--- Start of GIVEN INFORMATION ---

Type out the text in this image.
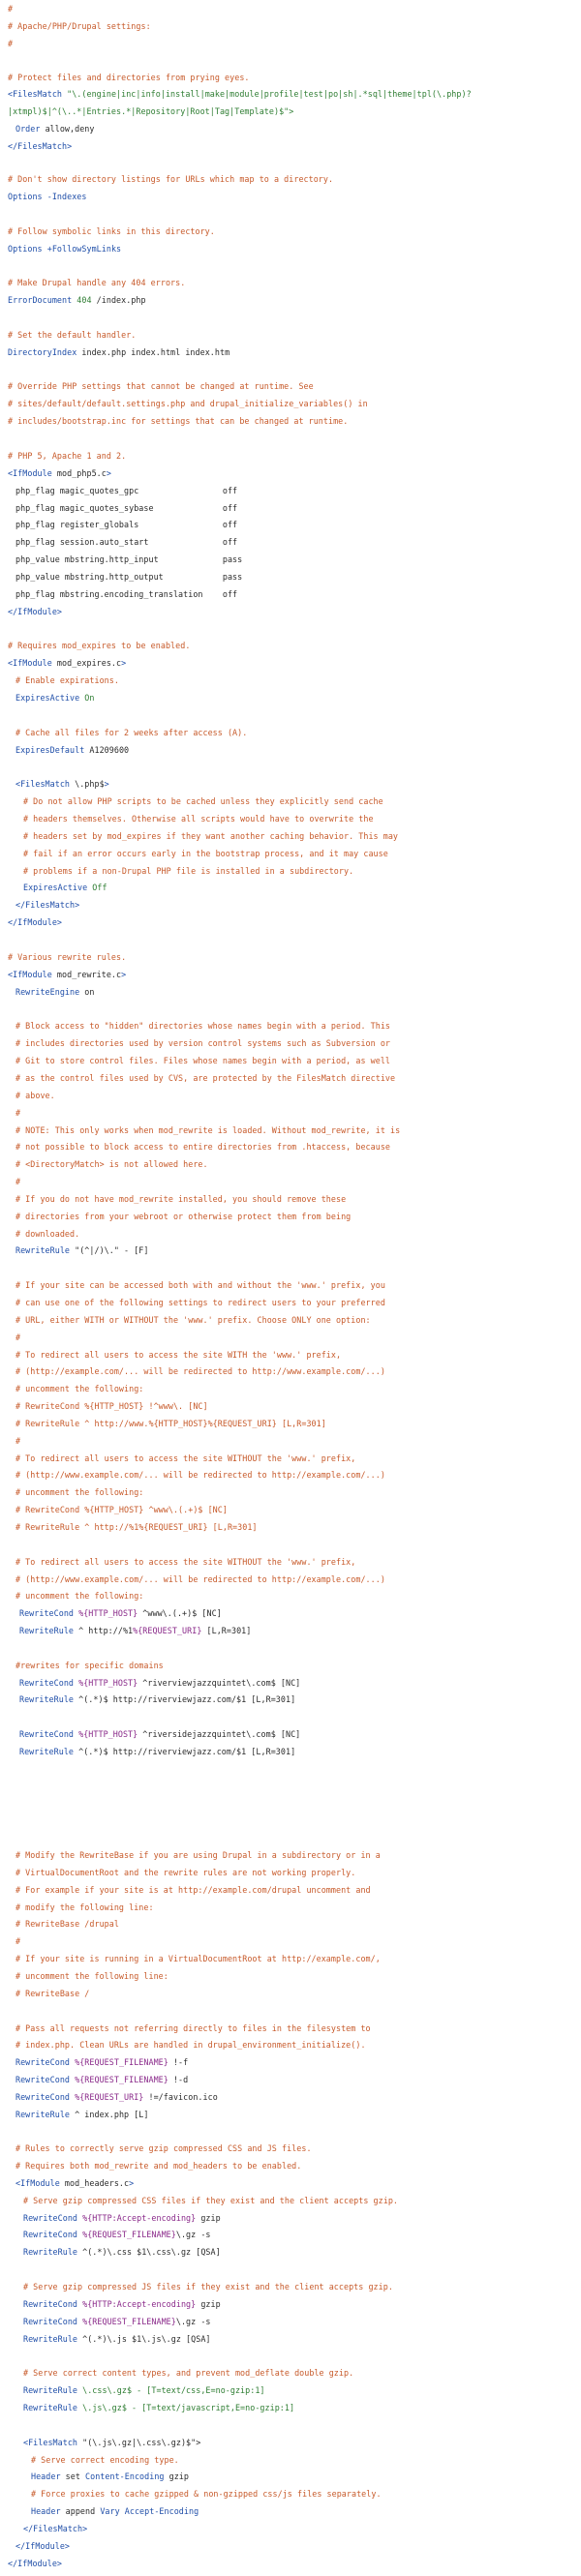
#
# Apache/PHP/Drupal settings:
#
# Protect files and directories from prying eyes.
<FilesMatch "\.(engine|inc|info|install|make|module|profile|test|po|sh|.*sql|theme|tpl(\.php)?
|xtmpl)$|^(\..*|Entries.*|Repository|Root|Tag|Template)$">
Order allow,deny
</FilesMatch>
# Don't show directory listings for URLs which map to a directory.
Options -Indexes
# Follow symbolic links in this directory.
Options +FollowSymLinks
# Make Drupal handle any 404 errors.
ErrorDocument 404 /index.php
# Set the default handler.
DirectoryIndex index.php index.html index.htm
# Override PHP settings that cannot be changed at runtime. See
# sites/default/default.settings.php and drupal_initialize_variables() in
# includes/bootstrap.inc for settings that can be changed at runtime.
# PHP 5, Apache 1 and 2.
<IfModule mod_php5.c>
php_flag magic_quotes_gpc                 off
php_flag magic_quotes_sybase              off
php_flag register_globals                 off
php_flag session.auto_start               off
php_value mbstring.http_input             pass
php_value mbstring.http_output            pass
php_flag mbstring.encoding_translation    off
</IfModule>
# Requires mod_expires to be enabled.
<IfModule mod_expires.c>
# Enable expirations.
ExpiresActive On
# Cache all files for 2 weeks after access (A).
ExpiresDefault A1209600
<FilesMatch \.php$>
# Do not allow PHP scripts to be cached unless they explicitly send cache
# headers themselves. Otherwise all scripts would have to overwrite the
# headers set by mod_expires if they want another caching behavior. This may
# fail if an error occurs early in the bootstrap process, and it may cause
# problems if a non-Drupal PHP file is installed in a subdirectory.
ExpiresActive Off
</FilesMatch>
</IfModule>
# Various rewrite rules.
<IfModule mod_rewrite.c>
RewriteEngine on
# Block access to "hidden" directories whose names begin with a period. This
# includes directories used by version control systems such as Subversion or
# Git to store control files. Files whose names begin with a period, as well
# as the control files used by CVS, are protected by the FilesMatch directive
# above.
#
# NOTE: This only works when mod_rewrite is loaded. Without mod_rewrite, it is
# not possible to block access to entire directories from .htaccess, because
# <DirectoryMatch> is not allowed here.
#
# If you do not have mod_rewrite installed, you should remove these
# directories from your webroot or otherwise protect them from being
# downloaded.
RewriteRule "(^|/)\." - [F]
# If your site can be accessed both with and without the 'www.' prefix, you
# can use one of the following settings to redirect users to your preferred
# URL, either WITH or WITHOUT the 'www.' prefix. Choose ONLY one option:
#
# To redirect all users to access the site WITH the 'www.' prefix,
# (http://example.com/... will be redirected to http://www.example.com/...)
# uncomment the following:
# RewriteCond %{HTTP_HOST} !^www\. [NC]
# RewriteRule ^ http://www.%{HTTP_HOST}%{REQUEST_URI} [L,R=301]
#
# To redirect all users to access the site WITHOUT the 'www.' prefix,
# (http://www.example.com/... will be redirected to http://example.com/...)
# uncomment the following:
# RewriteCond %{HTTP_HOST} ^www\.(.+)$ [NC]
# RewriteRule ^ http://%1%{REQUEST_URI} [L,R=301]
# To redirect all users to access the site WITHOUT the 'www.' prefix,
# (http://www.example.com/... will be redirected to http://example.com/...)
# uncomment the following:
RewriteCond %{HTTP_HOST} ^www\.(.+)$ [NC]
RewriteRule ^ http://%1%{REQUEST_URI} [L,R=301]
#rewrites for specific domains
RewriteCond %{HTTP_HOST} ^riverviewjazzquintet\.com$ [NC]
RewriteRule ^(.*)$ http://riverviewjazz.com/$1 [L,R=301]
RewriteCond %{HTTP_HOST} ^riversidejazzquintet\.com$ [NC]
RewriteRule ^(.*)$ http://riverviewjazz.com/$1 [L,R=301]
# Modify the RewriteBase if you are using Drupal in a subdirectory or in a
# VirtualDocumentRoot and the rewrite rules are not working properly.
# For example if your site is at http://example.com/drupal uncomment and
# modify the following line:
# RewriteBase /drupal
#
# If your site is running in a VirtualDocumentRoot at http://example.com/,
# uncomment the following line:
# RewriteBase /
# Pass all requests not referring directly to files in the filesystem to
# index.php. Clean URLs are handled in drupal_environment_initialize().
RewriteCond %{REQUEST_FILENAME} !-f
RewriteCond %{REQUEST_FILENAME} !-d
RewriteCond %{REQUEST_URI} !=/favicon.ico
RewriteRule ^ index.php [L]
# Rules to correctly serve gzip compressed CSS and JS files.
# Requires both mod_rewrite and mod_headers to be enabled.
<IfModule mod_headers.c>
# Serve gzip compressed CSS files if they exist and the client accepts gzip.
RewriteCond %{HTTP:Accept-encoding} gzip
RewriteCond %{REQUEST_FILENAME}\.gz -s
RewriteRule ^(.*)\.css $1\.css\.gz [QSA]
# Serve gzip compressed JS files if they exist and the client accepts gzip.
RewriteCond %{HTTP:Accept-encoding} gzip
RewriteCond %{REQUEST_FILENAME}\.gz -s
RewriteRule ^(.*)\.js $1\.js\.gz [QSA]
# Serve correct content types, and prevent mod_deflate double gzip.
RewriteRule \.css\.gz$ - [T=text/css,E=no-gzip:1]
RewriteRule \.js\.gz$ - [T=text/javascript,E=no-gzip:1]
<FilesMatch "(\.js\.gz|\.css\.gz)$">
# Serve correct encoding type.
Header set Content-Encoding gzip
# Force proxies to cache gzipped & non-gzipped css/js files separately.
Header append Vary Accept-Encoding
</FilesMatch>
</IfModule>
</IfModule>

--- End of GIVEN INFORMATION ---
--- Start of GIVEN INFORMATION ---

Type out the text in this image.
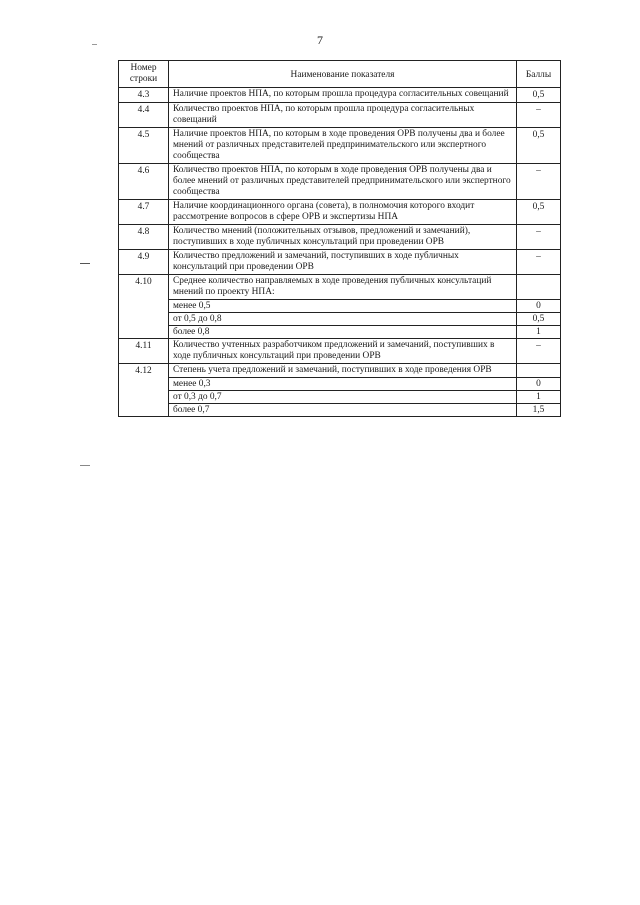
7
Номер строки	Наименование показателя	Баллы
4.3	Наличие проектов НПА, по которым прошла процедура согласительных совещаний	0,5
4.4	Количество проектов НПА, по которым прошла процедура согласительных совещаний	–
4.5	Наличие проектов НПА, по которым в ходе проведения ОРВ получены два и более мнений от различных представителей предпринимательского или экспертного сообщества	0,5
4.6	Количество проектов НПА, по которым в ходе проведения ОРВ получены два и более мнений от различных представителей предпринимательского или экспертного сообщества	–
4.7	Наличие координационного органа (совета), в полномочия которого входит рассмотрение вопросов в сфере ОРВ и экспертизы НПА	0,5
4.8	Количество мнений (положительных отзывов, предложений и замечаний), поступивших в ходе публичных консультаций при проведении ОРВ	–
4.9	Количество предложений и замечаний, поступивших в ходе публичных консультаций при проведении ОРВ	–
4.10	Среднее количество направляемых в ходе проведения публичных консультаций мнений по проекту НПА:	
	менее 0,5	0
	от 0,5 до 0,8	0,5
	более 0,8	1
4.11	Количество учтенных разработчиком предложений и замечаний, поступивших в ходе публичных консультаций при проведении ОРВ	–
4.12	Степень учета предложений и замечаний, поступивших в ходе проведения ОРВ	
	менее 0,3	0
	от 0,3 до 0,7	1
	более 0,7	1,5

--- End of GIVEN INFORMATION ---
--- Start of GIVEN INFORMATION ---

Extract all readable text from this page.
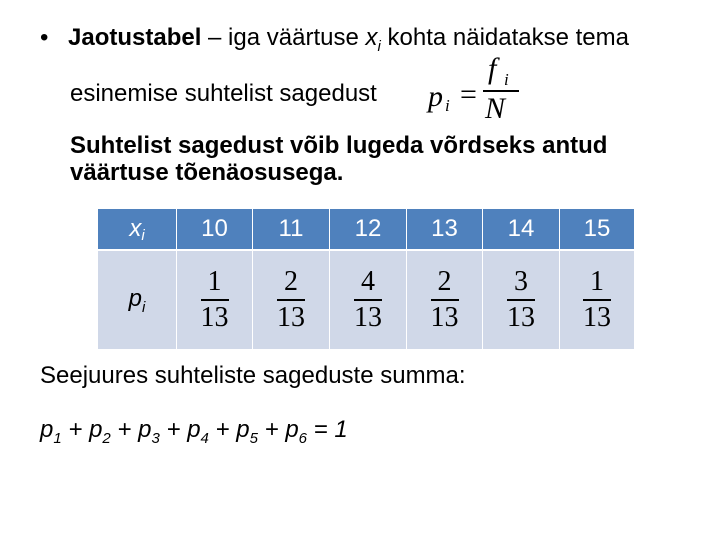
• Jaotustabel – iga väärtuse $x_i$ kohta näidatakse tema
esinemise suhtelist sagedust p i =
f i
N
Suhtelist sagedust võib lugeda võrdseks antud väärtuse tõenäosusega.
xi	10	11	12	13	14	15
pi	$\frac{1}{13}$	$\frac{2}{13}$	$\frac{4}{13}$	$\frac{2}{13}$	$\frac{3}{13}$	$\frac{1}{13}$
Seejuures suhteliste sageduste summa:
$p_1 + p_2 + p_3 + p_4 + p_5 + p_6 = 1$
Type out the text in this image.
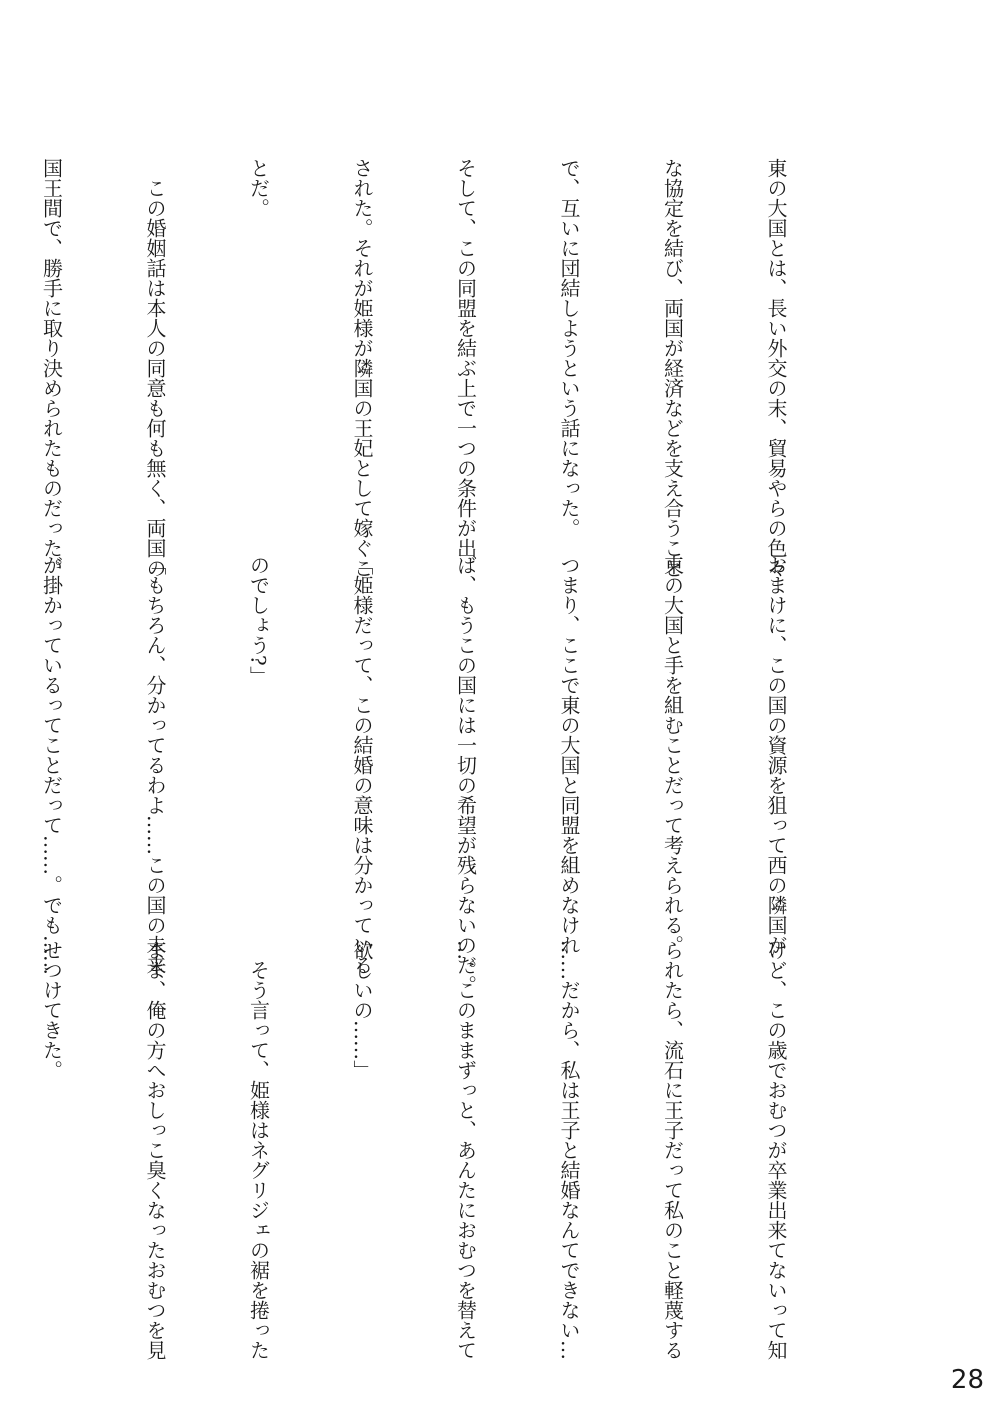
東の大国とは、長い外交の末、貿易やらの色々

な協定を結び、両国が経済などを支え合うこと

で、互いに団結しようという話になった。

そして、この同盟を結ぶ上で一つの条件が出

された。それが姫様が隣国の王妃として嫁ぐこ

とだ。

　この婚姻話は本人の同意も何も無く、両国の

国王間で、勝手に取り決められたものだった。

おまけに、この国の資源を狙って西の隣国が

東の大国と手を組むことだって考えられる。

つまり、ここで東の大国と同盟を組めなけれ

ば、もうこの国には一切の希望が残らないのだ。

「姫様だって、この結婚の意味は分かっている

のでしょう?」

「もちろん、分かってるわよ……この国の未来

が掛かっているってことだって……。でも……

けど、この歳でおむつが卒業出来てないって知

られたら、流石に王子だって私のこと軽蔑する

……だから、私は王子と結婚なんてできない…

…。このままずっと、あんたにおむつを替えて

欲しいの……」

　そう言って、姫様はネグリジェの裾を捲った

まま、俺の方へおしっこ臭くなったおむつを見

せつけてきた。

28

--- End of GIVEN INFORMATION ---

● **EXERCISE TASK**
Your task is to gather all lines from the entries above that hold the word "различных".

● **TASK RESPONSE**
4.5	Наличие проектов НПА, по которым в ходе проведения ОРВ получены два и более мнений от различных представителей предпринимательского или экспертного сообщества	0,5
4.6	Количество проектов НПА, по которым в ходе проведения ОРВ получены два и более мнений от различных представителей предпринимательского или экспертного сообщества	–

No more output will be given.